提供資料:

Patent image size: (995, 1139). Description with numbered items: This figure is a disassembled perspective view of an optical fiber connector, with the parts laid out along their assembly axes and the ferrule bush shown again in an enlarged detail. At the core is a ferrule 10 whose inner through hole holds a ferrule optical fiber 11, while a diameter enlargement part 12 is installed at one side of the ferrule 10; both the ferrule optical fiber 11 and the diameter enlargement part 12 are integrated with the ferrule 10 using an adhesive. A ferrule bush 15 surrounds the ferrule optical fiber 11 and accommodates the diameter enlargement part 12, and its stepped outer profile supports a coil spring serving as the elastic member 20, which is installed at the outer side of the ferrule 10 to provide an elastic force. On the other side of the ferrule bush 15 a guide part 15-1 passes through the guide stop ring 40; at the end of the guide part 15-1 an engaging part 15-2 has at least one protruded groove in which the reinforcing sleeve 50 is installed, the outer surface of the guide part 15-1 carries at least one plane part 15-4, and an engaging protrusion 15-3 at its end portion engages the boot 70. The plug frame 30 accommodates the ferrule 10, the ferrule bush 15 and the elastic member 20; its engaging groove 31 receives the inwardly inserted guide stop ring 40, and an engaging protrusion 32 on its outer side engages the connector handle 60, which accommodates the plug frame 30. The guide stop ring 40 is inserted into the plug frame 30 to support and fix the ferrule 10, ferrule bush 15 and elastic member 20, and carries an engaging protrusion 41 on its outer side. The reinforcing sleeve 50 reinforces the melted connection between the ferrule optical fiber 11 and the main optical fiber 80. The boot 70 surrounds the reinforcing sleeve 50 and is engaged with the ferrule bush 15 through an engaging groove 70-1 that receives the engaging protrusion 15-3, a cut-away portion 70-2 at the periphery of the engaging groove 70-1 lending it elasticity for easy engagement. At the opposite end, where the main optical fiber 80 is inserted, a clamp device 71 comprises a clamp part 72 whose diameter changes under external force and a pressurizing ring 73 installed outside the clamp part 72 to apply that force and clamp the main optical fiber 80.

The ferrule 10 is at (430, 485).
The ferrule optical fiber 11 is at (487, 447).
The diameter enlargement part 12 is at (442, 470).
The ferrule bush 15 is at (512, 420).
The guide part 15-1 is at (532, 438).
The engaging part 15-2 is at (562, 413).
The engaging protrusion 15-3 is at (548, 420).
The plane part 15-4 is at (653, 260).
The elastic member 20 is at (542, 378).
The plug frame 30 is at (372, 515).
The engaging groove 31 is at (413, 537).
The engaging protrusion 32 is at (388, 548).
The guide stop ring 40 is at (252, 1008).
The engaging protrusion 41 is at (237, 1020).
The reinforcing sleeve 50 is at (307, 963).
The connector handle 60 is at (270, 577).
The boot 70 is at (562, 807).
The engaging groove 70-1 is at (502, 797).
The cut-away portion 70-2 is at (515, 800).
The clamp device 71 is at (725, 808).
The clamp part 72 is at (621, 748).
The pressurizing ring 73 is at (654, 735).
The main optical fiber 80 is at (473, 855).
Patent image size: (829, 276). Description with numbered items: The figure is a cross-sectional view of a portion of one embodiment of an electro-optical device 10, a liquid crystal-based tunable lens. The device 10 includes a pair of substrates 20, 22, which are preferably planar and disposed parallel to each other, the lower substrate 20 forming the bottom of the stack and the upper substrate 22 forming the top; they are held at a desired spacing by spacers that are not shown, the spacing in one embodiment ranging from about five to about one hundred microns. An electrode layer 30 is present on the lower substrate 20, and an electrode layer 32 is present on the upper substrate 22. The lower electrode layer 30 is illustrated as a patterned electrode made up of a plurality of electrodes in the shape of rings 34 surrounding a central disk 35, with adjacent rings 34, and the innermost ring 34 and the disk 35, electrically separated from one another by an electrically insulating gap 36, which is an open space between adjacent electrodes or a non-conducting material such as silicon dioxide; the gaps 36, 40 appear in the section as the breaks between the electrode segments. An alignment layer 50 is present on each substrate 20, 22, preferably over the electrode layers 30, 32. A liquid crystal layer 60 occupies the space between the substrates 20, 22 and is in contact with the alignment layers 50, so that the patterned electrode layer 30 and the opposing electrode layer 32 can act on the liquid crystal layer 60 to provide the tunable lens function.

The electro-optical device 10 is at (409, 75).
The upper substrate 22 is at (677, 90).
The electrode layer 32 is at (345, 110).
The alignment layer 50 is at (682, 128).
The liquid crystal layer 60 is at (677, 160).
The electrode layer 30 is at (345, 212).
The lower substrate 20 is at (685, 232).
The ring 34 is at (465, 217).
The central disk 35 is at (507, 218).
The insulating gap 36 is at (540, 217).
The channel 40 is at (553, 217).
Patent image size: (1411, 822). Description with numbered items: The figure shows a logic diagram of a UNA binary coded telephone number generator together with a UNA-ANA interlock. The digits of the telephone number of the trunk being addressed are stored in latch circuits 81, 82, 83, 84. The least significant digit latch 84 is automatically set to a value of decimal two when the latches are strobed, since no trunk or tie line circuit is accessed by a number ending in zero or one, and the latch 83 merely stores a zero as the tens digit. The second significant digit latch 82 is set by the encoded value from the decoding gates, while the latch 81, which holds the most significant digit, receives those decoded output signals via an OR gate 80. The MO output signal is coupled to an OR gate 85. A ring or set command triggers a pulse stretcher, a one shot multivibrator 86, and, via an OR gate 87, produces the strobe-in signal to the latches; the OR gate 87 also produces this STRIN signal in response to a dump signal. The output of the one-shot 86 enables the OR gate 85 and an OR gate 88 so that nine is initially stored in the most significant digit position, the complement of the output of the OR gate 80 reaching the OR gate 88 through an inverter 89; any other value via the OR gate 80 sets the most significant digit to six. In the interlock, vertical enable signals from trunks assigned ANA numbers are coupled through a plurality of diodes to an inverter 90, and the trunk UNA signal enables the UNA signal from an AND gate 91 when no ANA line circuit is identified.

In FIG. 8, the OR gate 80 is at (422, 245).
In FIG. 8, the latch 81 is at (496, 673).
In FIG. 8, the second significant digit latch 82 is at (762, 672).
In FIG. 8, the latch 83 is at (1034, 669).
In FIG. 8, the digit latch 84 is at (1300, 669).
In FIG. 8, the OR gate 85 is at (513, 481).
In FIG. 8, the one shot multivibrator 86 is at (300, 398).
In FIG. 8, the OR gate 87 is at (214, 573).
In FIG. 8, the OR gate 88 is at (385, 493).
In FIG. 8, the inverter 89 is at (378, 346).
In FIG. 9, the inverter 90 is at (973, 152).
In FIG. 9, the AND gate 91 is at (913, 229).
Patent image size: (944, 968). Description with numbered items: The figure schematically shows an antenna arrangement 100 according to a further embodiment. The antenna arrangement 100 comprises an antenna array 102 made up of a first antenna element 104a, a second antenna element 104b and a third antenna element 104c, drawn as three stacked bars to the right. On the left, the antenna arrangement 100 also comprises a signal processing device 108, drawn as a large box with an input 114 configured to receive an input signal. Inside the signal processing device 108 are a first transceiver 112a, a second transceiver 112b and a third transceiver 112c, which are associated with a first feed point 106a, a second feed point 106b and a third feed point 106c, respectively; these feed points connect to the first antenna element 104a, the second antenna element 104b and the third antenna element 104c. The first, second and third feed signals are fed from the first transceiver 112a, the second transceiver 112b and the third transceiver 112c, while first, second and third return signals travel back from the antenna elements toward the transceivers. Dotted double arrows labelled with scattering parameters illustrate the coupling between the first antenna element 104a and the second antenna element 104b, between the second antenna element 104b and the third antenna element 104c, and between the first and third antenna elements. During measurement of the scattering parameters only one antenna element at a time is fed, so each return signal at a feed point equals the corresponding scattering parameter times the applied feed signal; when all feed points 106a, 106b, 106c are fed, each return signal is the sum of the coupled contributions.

課題の指示:
「Patent image size: (829, 276).」を含む行から「The channel 40 is at (553, 217).」を含む行までを、両端の行も含めて一字も変えずに書き出してください。

課題の解答:
Patent image size: (829, 276). Description with numbered items: The figure is a cross-sectional view of a portion of one embodiment of an electro-optical device 10, a liquid crystal-based tunable lens. The device 10 includes a pair of substrates 20, 22, which are preferably planar and disposed parallel to each other, the lower substrate 20 forming the bottom of the stack and the upper substrate 22 forming the top; they are held at a desired spacing by spacers that are not shown, the spacing in one embodiment ranging from about five to about one hundred microns. An electrode layer 30 is present on the lower substrate 20, and an electrode layer 32 is present on the upper substrate 22. The lower electrode layer 30 is illustrated as a patterned electrode made up of a plurality of electrodes in the shape of rings 34 surrounding a central disk 35, with adjacent rings 34, and the innermost ring 34 and the disk 35, electrically separated from one another by an electrically insulating gap 36, which is an open space between adjacent electrodes or a non-conducting material such as silicon dioxide; the gaps 36, 40 appear in the section as the breaks between the electrode segments. An alignment layer 50 is present on each substrate 20, 22, preferably over the electrode layers 30, 32. A liquid crystal layer 60 occupies the space between the substrates 20, 22 and is in contact with the alignment layers 50, so that the patterned electrode layer 30 and the opposing electrode layer 32 can act on the liquid crystal layer 60 to provide the tunable lens function.

The electro-optical device 10 is at (409, 75).
The upper substrate 22 is at (677, 90).
The electrode layer 32 is at (345, 110).
The alignment layer 50 is at (682, 128).
The liquid crystal layer 60 is at (677, 160).
The electrode layer 30 is at (345, 212).
The lower substrate 20 is at (685, 232).
The ring 34 is at (465, 217).
The central disk 35 is at (507, 218).
The insulating gap 36 is at (540, 217).
The channel 40 is at (553, 217).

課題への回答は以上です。